Every record must be transcribed in its entirety, apart from the images, which are to be omitted.

Data entries
-- BEGIN --
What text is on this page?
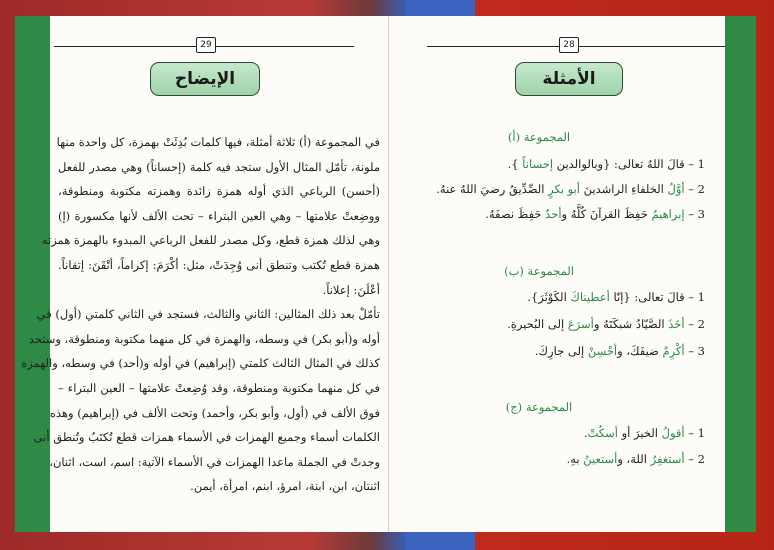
29
الإيضاح
في المجموعة (أ) ثلاثة أمثلة، فيها كلمات بُدِئَتْ بهمزة، كل واحدة منها
ملونة، تأمّل المثال الأول ستجد فيه كلمة (إحساناً) وهي مصدر للفعل
(أحسن) الرباعي الذي أوله همزة زائدة وهمزته مكتوبة ومنطوقة،
ووضِعتْ علامتها – وهي العين البتراء – تحت الألف لأنها مكسورة (إ)
وهي لذلك همزة قطع، وكل مصدر للفعل الرباعي المبدوء بالهمزة همزته
همزة قطع تُكتب وتنطق أنى وُجِدَتْ، مثل: أكْرَمَ: إكراماً، أتْقَنَ: إتقاناً.
أعْلَنَ: إعلاناً.
تأمّلْ بعد ذلك المثالين: الثاني والثالث، فستجد في الثاني كلمتي (أول) في
أوله و(أبو بكر) في وسطه، والهمزة في كل منهما مكتوبة ومنطوقة، وستجد
كذلك في المثال الثالث كلمتي (إبراهيم) في أوله و(أحد) في وسطه، والهمزة
في كل منهما مكتوبة ومنطوقة، وقد وُضِعتْ علامتها – العين البتراء –
فوق الألف في (أول، وأبو بكر، وأحمد) وتحت الألف في (إبراهيم) وهذه
الكلمات أسماء وجميع الهمزات في الأسماء همزات قطع تُكتَبُ وتُنطق أنى
وجدتْ في الجملة ماعدا الهمزات في الأسماء الآتية: اسم، است، اثنان،
اثنتان، ابن، ابنة، امرؤ، ابنم، امرأة، أيمن.
28
الأمثلة
المجموعة (أ)
1 – قالَ اللهُ تعالى: {وبالوالدين إحساناً }.
2 – أوَّلُ الخلفاءِ الراشدينَ أبو بكرٍ الصِّدِّيقُ رضيَ اللهُ عنهُ.
3 – إبراهيمُ حَفِظَ القرآنَ كُلَّهُ وأحدٌ حَفِظَ نصفَهُ.
المجموعة (ب)
1 – قالَ تعالى: {إنّا أعطيناكَ الكَوْثَرَ}.
2 – أخَذَ الصَّيّادُ شبكَتَهُ وأسرَعَ إلى البُحيرةِ.
3 – أكْرِمْ ضيفَكَ، وأحْسِنْ إلى جارِكَ.
المجموعة (ج)
1 – أقولُ الخيرَ أو أسكُتْ.
2 – أستغفِرُ اللهَ، وأستعينُ بهِ.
-- END --
▶ RESPONSE
What text is on this page?
29
الإيضاح
في المجموعة (أ) ثلاثة أمثلة، فيها كلمات بُدِئَتْ بهمزة، كل واحدة منها
ملونة، تأمّل المثال الأول ستجد فيه كلمة (إحساناً) وهي مصدر للفعل
(أحسن) الرباعي الذي أوله همزة زائدة وهمزته مكتوبة ومنطوقة،
ووضِعتْ علامتها – وهي العين البتراء – تحت الألف لأنها مكسورة (إ)
وهي لذلك همزة قطع، وكل مصدر للفعل الرباعي المبدوء بالهمزة همزته
همزة قطع تُكتب وتنطق أنى وُجِدَتْ، مثل: أكْرَمَ: إكراماً، أتْقَنَ: إتقاناً.
أعْلَنَ: إعلاناً.
تأمّلْ بعد ذلك المثالين: الثاني والثالث، فستجد في الثاني كلمتي (أول) في
أوله و(أبو بكر) في وسطه، والهمزة في كل منهما مكتوبة ومنطوقة، وستجد
كذلك في المثال الثالث كلمتي (إبراهيم) في أوله و(أحد) في وسطه، والهمزة
في كل منهما مكتوبة ومنطوقة، وقد وُضِعتْ علامتها – العين البتراء –
فوق الألف في (أول، وأبو بكر، وأحمد) وتحت الألف في (إبراهيم) وهذه
الكلمات أسماء وجميع الهمزات في الأسماء همزات قطع تُكتَبُ وتُنطق أنى
وجدتْ في الجملة ماعدا الهمزات في الأسماء الآتية: اسم، است، اثنان،
اثنتان، ابن، ابنة، امرؤ، ابنم، امرأة، أيمن.
28
الأمثلة
المجموعة (أ)
1 – قالَ اللهُ تعالى: {وبالوالدين إحساناً }.
2 – أوَّلُ الخلفاءِ الراشدينَ أبو بكرٍ الصِّدِّيقُ رضيَ اللهُ عنهُ.
3 – إبراهيمُ حَفِظَ القرآنَ كُلَّهُ وأحدٌ حَفِظَ نصفَهُ.
المجموعة (ب)
1 – قالَ تعالى: {إنّا أعطيناكَ الكَوْثَرَ}.
2 – أخَذَ الصَّيّادُ شبكَتَهُ وأسرَعَ إلى البُحيرةِ.
3 – أكْرِمْ ضيفَكَ، وأحْسِنْ إلى جارِكَ.
المجموعة (ج)
1 – أقولُ الخيرَ أو أسكُتْ.
2 – أستغفِرُ اللهَ، وأستعينُ بهِ.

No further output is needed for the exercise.